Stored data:
○ ○ ○

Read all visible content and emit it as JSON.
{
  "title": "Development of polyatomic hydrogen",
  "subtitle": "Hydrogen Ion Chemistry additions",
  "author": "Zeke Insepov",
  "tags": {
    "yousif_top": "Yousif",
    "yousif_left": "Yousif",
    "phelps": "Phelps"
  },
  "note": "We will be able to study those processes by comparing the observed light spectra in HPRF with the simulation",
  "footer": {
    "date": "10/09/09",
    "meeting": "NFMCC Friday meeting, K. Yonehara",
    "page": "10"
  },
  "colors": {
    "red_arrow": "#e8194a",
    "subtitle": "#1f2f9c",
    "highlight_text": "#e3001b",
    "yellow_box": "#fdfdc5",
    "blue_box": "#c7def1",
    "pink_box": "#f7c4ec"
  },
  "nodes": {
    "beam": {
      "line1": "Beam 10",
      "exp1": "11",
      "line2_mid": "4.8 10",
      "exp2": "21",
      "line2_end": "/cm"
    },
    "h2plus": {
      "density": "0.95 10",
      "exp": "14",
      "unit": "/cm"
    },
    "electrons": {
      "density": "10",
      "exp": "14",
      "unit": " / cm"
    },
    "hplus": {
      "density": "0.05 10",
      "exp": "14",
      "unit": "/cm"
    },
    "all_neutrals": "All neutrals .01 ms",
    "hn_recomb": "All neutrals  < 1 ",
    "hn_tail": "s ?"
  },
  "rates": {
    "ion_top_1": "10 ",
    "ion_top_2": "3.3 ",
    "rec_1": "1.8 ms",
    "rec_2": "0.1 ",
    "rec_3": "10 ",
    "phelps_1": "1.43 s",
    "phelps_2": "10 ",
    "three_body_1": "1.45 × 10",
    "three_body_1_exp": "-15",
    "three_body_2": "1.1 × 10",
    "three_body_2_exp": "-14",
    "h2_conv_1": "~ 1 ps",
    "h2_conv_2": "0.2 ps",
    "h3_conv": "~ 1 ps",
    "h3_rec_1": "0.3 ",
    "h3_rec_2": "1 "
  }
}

○ ○ ○

**Task brief**. Write out every line from the records above, word for word.

**Complete answer**.
Read all visible content and emit it as JSON.
{
  "title": "Development of polyatomic hydrogen",
  "subtitle": "Hydrogen Ion Chemistry additions",
  "author": "Zeke Insepov",
  "tags": {
    "yousif_top": "Yousif",
    "yousif_left": "Yousif",
    "phelps": "Phelps"
  },
  "note": "We will be able to study those processes by comparing the observed light spectra in HPRF with the simulation",
  "footer": {
    "date": "10/09/09",
    "meeting": "NFMCC Friday meeting, K. Yonehara",
    "page": "10"
  },
  "colors": {
    "red_arrow": "#e8194a",
    "subtitle": "#1f2f9c",
    "highlight_text": "#e3001b",
    "yellow_box": "#fdfdc5",
    "blue_box": "#c7def1",
    "pink_box": "#f7c4ec"
  },
  "nodes": {
    "beam": {
      "line1": "Beam 10",
      "exp1": "11",
      "line2_mid": "4.8 10",
      "exp2": "21",
      "line2_end": "/cm"
    },
    "h2plus": {
      "density": "0.95 10",
      "exp": "14",
      "unit": "/cm"
    },
    "electrons": {
      "density": "10",
      "exp": "14",
      "unit": " / cm"
    },
    "hplus": {
      "density": "0.05 10",
      "exp": "14",
      "unit": "/cm"
    },
    "all_neutrals": "All neutrals .01 ms",
    "hn_recomb": "All neutrals  < 1 ",
    "hn_tail": "s ?"
  },
  "rates": {
    "ion_top_1": "10 ",
    "ion_top_2": "3.3 ",
    "rec_1": "1.8 ms",
    "rec_2": "0.1 ",
    "rec_3": "10 ",
    "phelps_1": "1.43 s",
    "phelps_2": "10 ",
    "three_body_1": "1.45 × 10",
    "three_body_1_exp": "-15",
    "three_body_2": "1.1 × 10",
    "three_body_2_exp": "-14",
    "h2_conv_1": "~ 1 ps",
    "h2_conv_2": "0.2 ps",
    "h3_conv": "~ 1 ps",
    "h3_rec_1": "0.3 ",
    "h3_rec_2": "1 "
  }
}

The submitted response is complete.